→ **PROBLEM STATEMENT**
Write only the number of lines in the records beneath that hold "Falls".

→ **INPUT RECORDS**
_ _ _ _
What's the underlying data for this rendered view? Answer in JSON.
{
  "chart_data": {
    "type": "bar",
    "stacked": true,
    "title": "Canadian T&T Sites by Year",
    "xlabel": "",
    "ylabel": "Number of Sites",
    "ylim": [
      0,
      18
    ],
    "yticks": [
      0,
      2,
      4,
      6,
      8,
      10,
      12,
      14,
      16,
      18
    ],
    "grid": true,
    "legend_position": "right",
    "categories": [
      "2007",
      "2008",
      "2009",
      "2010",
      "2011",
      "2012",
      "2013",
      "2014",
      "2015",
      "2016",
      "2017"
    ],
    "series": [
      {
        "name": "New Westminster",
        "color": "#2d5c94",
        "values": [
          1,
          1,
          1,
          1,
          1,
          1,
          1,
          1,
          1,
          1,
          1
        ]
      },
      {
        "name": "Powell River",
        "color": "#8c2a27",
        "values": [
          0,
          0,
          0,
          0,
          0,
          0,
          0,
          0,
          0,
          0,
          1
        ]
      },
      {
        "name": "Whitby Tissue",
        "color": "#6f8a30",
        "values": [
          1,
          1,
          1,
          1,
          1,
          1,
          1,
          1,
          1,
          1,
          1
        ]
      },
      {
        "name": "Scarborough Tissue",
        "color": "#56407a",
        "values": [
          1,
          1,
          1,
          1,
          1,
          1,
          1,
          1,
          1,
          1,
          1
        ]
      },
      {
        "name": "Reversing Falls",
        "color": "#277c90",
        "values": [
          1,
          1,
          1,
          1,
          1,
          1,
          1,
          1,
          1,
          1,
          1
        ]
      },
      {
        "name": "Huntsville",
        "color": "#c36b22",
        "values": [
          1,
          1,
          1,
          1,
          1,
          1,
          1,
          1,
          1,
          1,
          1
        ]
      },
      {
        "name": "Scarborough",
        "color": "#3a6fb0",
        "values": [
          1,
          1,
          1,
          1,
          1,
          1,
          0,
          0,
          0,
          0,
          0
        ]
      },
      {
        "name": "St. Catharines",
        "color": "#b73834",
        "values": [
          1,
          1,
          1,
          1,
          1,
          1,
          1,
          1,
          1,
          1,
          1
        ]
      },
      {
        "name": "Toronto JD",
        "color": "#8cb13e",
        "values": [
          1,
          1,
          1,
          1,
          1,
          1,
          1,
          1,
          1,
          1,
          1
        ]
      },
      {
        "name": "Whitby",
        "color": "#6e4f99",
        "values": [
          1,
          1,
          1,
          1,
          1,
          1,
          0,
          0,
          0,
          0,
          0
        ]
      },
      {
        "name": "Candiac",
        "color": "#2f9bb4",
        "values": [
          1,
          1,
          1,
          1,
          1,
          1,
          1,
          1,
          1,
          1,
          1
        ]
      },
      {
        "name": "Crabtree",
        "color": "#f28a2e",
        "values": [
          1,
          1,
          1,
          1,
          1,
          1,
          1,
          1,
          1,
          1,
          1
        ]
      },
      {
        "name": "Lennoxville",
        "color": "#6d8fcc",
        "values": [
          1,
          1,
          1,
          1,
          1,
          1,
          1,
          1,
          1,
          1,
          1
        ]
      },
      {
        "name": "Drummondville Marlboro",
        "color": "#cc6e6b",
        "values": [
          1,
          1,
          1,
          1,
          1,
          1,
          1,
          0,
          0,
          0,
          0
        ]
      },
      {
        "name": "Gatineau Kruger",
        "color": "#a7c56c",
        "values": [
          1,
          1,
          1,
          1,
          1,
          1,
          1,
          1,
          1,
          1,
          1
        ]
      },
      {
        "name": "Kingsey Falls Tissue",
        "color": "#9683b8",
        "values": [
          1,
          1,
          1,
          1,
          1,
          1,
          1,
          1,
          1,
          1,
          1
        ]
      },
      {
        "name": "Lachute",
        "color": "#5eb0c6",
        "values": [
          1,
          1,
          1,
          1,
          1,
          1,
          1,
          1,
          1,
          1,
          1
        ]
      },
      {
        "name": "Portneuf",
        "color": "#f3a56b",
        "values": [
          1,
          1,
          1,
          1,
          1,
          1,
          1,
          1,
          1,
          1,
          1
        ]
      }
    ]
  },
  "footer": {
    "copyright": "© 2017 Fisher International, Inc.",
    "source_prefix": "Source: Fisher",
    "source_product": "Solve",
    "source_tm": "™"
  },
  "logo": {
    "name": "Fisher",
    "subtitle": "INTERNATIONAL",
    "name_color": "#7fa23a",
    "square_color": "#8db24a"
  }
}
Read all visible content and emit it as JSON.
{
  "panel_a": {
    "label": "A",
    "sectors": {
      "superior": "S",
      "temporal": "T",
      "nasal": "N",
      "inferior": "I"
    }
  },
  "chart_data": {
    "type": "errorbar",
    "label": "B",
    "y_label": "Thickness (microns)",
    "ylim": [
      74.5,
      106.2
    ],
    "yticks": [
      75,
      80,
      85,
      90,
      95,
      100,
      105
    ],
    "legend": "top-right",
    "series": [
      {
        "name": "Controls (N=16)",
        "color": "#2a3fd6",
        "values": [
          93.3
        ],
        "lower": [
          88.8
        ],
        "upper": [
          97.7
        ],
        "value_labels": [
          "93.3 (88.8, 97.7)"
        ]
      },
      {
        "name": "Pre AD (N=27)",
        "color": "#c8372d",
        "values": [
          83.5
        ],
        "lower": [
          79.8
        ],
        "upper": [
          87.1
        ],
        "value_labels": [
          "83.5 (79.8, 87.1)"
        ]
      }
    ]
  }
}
_ _ _ _
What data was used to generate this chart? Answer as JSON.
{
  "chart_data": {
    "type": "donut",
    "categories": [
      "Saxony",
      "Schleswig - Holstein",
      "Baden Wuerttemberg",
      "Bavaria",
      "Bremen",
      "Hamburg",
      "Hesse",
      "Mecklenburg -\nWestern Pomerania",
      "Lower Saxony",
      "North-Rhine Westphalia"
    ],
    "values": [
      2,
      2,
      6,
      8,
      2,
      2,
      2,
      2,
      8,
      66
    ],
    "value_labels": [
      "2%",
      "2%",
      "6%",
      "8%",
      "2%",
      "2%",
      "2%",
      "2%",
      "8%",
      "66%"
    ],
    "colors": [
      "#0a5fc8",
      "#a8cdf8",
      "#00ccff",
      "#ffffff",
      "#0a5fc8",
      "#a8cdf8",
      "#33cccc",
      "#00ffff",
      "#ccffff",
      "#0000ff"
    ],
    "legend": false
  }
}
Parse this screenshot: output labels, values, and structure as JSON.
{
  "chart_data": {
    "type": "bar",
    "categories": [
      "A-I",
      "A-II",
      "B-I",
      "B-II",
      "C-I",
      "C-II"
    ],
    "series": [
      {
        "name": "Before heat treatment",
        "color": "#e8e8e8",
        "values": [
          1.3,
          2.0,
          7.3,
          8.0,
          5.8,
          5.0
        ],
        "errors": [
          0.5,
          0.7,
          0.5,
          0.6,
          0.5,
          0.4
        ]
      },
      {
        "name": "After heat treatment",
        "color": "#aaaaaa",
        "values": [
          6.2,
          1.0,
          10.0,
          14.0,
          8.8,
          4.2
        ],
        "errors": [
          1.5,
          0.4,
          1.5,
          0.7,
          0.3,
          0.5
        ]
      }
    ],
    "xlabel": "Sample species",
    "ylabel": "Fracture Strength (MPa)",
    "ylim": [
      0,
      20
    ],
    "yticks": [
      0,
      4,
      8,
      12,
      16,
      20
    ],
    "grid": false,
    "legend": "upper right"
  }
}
_ _ _ _
→ **RESPONSE**
2